What is needed:
Show each line from the listing that includes the word "band".

Extracted records
--------------------------------------------------

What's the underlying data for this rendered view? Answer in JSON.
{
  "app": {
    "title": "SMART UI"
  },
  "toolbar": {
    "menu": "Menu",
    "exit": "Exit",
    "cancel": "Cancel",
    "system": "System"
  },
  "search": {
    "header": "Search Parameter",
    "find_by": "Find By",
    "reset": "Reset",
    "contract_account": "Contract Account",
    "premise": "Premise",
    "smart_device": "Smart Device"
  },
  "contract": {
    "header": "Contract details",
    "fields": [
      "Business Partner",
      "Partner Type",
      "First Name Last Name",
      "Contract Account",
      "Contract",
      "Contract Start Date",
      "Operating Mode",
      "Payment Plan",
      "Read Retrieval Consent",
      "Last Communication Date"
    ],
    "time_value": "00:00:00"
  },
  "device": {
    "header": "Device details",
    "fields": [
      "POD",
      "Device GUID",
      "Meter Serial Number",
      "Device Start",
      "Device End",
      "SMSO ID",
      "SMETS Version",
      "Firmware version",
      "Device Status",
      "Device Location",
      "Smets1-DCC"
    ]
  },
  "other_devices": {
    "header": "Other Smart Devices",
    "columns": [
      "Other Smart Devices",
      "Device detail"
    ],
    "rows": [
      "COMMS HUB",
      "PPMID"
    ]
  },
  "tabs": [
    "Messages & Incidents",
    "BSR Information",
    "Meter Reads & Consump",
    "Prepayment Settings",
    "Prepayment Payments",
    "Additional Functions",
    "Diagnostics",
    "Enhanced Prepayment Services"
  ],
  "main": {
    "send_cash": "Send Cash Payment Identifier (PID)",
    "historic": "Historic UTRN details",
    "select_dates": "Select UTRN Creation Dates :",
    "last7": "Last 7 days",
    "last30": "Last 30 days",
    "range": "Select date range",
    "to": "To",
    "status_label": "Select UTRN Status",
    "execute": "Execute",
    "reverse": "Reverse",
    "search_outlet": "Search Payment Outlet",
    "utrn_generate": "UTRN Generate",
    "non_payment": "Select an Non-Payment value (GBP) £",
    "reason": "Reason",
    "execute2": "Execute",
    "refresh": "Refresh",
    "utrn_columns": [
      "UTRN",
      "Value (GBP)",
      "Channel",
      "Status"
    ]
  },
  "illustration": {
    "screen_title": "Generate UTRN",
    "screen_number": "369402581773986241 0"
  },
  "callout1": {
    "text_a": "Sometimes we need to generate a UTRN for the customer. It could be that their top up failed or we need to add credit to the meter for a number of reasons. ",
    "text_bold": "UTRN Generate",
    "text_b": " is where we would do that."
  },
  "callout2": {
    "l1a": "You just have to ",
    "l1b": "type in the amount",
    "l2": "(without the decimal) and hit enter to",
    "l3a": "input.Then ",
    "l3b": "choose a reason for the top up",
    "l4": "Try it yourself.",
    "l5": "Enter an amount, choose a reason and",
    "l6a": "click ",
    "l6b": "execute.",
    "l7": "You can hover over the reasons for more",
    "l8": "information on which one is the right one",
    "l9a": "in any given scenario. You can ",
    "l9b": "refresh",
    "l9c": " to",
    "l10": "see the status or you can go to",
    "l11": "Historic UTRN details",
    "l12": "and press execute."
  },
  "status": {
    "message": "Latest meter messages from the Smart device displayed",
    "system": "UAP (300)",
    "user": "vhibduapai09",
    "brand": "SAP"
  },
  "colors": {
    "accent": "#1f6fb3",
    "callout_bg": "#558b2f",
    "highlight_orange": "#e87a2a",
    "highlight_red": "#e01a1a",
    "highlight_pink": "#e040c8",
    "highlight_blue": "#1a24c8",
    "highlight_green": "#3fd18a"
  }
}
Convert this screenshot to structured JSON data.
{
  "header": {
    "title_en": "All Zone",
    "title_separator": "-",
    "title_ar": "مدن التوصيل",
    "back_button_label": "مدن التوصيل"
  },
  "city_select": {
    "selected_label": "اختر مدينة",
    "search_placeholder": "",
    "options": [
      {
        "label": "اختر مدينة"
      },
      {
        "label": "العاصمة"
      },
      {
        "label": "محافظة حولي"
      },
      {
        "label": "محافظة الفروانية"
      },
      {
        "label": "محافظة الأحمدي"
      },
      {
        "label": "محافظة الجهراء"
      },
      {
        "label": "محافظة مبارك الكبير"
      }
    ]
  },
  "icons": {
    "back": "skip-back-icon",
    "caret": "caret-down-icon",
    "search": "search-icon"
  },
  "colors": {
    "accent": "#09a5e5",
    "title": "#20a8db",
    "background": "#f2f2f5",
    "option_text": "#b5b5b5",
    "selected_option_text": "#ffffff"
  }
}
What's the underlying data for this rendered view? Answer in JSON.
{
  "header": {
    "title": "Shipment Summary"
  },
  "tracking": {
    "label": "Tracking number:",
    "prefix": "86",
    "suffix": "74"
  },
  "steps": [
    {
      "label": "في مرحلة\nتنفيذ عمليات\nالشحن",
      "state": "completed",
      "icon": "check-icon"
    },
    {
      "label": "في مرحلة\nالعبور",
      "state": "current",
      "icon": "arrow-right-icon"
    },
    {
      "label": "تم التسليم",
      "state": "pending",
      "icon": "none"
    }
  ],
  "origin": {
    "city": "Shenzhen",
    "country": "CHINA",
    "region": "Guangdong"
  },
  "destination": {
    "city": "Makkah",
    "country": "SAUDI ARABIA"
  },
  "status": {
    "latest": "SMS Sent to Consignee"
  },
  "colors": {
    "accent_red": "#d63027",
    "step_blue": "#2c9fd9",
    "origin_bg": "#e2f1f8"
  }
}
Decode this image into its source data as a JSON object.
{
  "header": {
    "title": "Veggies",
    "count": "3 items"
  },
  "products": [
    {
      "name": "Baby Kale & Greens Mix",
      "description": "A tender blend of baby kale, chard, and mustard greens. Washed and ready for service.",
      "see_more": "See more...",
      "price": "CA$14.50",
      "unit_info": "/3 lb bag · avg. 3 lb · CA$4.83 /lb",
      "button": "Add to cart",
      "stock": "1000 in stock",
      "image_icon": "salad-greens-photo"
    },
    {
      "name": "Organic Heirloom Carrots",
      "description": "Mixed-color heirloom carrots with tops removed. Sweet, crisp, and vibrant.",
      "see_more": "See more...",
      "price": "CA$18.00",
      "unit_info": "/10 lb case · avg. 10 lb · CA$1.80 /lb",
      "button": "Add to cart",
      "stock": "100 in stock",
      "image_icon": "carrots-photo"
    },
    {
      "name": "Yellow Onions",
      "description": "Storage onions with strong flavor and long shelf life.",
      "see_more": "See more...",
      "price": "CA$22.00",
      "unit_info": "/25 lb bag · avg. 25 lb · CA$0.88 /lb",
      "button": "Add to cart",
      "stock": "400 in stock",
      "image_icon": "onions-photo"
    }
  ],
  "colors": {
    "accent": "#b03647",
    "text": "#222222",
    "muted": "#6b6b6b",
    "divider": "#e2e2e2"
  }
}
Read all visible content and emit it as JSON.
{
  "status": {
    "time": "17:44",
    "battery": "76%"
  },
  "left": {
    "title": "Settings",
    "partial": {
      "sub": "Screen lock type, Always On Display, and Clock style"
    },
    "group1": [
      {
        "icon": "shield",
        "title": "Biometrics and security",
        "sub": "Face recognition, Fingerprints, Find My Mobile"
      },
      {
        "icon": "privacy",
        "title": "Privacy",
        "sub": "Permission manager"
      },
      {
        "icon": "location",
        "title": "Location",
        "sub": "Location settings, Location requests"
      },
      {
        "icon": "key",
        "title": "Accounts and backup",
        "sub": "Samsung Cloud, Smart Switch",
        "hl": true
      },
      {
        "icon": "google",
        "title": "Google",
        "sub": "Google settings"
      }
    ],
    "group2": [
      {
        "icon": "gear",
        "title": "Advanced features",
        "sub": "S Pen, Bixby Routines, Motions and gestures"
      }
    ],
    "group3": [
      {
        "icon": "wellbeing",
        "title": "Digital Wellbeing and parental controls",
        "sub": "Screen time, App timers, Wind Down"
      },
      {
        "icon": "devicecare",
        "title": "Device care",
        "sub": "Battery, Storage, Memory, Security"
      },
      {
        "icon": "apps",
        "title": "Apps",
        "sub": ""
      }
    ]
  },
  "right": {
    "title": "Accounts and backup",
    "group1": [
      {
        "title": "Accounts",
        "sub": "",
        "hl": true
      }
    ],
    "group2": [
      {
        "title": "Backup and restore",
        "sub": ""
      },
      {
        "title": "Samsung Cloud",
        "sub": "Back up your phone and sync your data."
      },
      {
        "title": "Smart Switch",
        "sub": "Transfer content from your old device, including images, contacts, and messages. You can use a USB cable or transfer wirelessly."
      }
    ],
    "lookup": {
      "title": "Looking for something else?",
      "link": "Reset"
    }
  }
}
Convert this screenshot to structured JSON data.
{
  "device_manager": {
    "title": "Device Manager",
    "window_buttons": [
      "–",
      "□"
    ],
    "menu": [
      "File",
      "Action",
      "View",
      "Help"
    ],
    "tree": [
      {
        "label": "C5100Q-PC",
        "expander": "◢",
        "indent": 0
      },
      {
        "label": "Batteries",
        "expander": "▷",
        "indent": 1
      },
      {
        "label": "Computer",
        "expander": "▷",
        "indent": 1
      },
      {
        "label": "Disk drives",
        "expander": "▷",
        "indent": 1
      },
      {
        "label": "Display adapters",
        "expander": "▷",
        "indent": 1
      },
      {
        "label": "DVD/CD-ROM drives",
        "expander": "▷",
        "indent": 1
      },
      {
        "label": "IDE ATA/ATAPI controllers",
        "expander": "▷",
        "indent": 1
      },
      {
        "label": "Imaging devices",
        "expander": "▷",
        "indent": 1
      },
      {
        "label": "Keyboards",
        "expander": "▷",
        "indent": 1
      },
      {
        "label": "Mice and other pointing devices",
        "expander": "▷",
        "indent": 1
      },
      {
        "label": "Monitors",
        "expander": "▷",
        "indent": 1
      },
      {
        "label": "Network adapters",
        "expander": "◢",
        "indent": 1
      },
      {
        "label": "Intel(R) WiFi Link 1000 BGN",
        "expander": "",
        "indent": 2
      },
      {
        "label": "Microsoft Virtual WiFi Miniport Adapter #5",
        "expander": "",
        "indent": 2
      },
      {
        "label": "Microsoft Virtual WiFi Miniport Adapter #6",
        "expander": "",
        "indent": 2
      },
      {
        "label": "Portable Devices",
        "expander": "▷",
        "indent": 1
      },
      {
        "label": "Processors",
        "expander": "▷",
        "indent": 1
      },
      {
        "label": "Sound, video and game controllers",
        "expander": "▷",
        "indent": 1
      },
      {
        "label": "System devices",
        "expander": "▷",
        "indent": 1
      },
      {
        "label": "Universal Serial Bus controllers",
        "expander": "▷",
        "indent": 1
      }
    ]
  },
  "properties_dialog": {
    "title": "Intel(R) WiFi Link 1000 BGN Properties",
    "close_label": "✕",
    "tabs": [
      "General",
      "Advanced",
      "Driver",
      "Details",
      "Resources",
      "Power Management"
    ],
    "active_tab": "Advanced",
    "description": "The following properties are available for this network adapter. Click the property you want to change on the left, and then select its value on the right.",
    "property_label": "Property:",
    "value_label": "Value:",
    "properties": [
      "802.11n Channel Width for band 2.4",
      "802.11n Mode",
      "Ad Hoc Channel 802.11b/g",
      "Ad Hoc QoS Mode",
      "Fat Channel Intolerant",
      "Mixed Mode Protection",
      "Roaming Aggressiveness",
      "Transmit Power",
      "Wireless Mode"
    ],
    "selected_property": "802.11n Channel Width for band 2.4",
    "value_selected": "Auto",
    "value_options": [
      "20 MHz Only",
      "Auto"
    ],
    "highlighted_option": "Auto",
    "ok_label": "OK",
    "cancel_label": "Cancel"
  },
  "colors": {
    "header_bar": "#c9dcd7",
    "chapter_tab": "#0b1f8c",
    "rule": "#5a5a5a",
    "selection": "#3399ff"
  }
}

--------------------------------------------------

Result for this exercise:
      "802.11n Channel Width for band 2.4",
    "selected_property": "802.11n Channel Width for band 2.4",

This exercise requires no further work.